◆ Exercise aim ◆
Look for the string "your" in every line, and copy each line that has it.

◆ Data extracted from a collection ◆
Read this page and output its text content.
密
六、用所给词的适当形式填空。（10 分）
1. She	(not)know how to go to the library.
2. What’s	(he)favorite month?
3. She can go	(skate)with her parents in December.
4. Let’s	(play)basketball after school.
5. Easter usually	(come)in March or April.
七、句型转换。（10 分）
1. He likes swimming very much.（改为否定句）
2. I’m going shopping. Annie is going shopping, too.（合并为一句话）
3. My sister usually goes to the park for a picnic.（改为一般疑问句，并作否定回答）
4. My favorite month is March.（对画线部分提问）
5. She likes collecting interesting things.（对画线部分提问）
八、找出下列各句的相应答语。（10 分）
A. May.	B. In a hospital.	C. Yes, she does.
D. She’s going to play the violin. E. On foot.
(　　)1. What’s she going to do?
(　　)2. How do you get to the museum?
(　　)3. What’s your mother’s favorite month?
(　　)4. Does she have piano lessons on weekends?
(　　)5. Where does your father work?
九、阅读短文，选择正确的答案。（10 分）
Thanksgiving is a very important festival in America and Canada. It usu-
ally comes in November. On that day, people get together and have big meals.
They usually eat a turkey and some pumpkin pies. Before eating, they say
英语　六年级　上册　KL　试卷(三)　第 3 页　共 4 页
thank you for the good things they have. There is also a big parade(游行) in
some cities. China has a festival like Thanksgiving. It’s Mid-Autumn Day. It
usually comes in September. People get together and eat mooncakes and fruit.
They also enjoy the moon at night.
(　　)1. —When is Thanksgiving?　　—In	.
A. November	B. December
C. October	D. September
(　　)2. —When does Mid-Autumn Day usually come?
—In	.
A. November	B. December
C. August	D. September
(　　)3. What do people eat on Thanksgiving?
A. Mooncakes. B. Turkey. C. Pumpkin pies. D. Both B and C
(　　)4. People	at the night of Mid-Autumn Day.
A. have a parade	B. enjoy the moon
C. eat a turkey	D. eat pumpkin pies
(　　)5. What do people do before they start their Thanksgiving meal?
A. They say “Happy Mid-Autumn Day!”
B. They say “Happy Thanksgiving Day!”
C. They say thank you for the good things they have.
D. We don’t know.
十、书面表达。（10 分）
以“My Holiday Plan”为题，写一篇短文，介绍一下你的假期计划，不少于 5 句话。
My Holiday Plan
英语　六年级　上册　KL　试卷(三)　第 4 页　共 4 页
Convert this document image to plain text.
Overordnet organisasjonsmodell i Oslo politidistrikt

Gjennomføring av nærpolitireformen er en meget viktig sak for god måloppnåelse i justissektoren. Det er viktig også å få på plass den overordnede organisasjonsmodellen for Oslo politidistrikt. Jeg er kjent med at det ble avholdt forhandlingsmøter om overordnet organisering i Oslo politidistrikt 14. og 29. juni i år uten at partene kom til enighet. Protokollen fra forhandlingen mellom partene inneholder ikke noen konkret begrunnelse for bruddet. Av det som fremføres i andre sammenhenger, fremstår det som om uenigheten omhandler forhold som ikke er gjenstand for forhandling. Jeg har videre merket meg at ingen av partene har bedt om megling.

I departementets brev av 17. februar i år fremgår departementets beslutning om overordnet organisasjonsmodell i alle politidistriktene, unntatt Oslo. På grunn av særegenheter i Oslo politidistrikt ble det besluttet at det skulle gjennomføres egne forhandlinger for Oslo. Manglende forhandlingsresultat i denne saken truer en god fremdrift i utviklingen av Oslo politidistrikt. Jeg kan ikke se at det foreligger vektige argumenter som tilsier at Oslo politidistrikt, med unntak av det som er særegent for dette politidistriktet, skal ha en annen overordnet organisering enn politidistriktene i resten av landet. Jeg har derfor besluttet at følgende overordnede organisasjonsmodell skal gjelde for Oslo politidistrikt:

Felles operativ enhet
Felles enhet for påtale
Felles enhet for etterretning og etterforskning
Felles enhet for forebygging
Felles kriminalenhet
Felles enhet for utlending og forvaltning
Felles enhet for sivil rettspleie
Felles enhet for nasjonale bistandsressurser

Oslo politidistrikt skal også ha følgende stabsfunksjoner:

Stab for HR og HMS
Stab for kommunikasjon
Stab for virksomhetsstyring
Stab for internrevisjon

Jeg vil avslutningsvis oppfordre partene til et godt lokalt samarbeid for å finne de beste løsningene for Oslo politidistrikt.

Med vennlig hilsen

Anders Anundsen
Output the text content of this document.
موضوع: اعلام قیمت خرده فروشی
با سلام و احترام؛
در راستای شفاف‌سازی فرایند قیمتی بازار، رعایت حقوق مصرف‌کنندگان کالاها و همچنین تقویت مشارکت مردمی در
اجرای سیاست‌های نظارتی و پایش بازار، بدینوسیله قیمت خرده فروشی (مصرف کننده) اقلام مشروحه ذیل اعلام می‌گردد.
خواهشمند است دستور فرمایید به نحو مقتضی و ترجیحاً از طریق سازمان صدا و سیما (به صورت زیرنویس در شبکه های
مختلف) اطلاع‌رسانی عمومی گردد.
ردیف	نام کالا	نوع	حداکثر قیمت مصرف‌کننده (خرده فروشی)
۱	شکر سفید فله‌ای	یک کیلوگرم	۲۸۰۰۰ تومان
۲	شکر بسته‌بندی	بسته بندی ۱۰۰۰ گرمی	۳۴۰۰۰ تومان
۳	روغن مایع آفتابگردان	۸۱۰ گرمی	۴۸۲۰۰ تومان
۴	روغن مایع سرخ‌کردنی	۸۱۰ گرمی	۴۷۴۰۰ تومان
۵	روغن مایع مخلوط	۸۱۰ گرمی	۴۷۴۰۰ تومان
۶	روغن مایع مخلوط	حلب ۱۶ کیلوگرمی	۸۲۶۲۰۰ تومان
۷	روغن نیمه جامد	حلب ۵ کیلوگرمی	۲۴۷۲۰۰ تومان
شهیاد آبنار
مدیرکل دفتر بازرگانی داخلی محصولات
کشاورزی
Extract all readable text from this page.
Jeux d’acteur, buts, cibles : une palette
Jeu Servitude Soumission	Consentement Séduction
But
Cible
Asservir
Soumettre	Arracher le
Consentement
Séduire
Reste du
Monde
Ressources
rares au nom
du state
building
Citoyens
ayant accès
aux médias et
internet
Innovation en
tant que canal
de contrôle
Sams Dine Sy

◆ Reply ◆
(　　)3. What’s your mother’s favorite month?
(　　)5. Where does your father work?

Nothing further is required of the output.